··· Input for this task

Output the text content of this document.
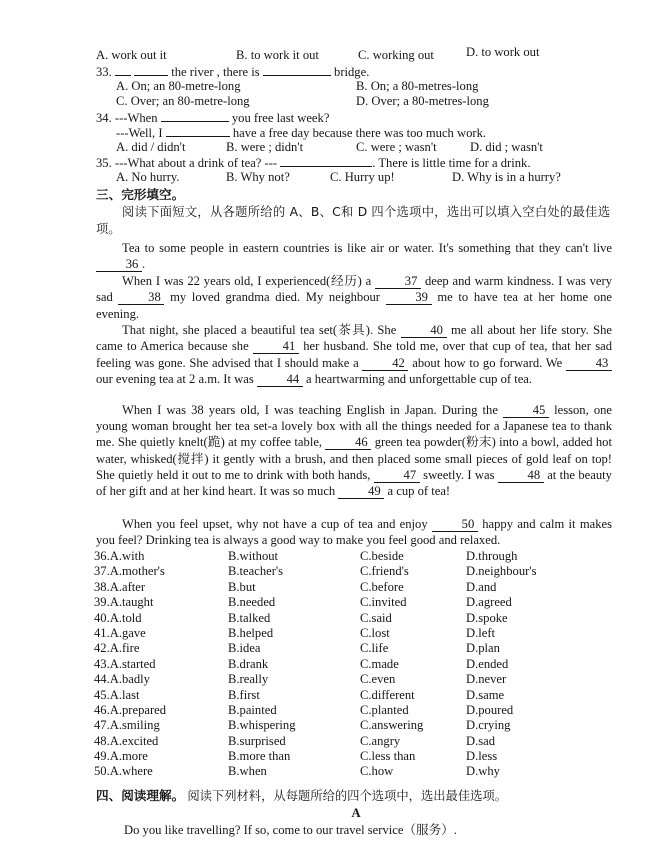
A. work out it	B. to work it out	C. working out	D. to work out
33.	the river , there is	bridge.
A. On; an 80-metre-long	B. On; a 80-metres-long
C. Over; an 80-metre-long	D. Over; a 80-metres-long
34. ---When	you free last week?
---Well, I	have a free day because there was too much work.
A. did / didn't	B. were ; didn't	C. were ; wasn't	D. did ; wasn't
35. ---What about a drink of tea? ---	. There is little time for a drink.
A. No hurry.	B. Why not?	C. Hurry up!	D. Why is in a hurry?
三、完形填空。
阅读下面短文，从各题所给的 A、B、C和 D 四个选项中，选出可以填入空白处的最佳选项。
Tea to some people in eastern countries is like air or water. It's something that they can't live 36 .
When I was 22 years old, I experienced(经历) a	37 deep and warm kindness. I was very sad	38 my loved grandma died. My neighbour	39 me to have tea at her home one evening.
That night, she placed a beautiful tea set(茶具). She	40 me all about her life story. She came to America because she	41 her husband. She told me, over that cup of tea, that her sad feeling was gone. She advised that I should make a	42 about how to go forward. We	43 our evening tea at 2 a.m. It was	44 a heartwarming and unforgettable cup of tea.
When I was 38 years old, I was teaching English in Japan. During the	45 lesson, one young woman brought her tea set-a lovely box with all the things needed for a Japanese tea to thank me. She quietly knelt(跪) at my coffee table,	46 green tea powder(粉末) into a bowl, added hot water, whisked(搅拌) it gently with a brush, and then placed some small pieces of gold leaf on top! She quietly held it out to me to drink with both hands,	47 sweetly. I was	48 at the beauty of her gift and at her kind heart. It was so much	49 a cup of tea!
When you feel upset, why not have a cup of tea and enjoy	50 happy and calm it makes you feel? Drinking tea is always a good way to make you feel good and relaxed.
36.A.with	B.without	C.beside	D.through
37.A.mother's	B.teacher's	C.friend's	D.neighbour's
38.A.after	B.but	C.before	D.and
39.A.taught	B.needed	C.invited	D.agreed
40.A.told	B.talked	C.said	D.spoke
41.A.gave	B.helped	C.lost	D.left
42.A.fire	B.idea	C.life	D.plan
43.A.started	B.drank	C.made	D.ended
44.A.badly	B.really	C.even	D.never
45.A.last	B.first	C.different	D.same
46.A.prepared	B.painted	C.planted	D.poured
47.A.smiling	B.whispering	C.answering	D.crying
48.A.excited	B.surprised	C.angry	D.sad
49.A.more	B.more than	C.less than	D.less
50.A.where	B.when	C.how	D.why
四、阅读理解。 阅读下列材料，从每题所给的四个选项中，选出最佳选项。
A
Do you like travelling? If so, come to our travel service（服务）.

······

Every entry must be written out exactly, with all pictures left out.

## Response to the task:
Output the text content of this document.
A. work out it	B. to work it out	C. working out	D. to work out
33.	the river , there is	bridge.
A. On; an 80-metre-long	B. On; a 80-metres-long
C. Over; an 80-metre-long	D. Over; a 80-metres-long
34. ---When	you free last week?
---Well, I	have a free day because there was too much work.
A. did / didn't	B. were ; didn't	C. were ; wasn't	D. did ; wasn't
35. ---What about a drink of tea? ---	. There is little time for a drink.
A. No hurry.	B. Why not?	C. Hurry up!	D. Why is in a hurry?
三、完形填空。
阅读下面短文，从各题所给的 A、B、C和 D 四个选项中，选出可以填入空白处的最佳选项。
Tea to some people in eastern countries is like air or water. It's something that they can't live 36 .
When I was 22 years old, I experienced(经历) a	37 deep and warm kindness. I was very sad	38 my loved grandma died. My neighbour	39 me to have tea at her home one evening.
That night, she placed a beautiful tea set(茶具). She	40 me all about her life story. She came to America because she	41 her husband. She told me, over that cup of tea, that her sad feeling was gone. She advised that I should make a	42 about how to go forward. We	43 our evening tea at 2 a.m. It was	44 a heartwarming and unforgettable cup of tea.
When I was 38 years old, I was teaching English in Japan. During the	45 lesson, one young woman brought her tea set-a lovely box with all the things needed for a Japanese tea to thank me. She quietly knelt(跪) at my coffee table,	46 green tea powder(粉末) into a bowl, added hot water, whisked(搅拌) it gently with a brush, and then placed some small pieces of gold leaf on top! She quietly held it out to me to drink with both hands,	47 sweetly. I was	48 at the beauty of her gift and at her kind heart. It was so much	49 a cup of tea!
When you feel upset, why not have a cup of tea and enjoy	50 happy and calm it makes you feel? Drinking tea is always a good way to make you feel good and relaxed.
36.A.with	B.without	C.beside	D.through
37.A.mother's	B.teacher's	C.friend's	D.neighbour's
38.A.after	B.but	C.before	D.and
39.A.taught	B.needed	C.invited	D.agreed
40.A.told	B.talked	C.said	D.spoke
41.A.gave	B.helped	C.lost	D.left
42.A.fire	B.idea	C.life	D.plan
43.A.started	B.drank	C.made	D.ended
44.A.badly	B.really	C.even	D.never
45.A.last	B.first	C.different	D.same
46.A.prepared	B.painted	C.planted	D.poured
47.A.smiling	B.whispering	C.answering	D.crying
48.A.excited	B.surprised	C.angry	D.sad
49.A.more	B.more than	C.less than	D.less
50.A.where	B.when	C.how	D.why
四、阅读理解。 阅读下列材料，从每题所给的四个选项中，选出最佳选项。
A
Do you like travelling? If so, come to our travel service（服务）.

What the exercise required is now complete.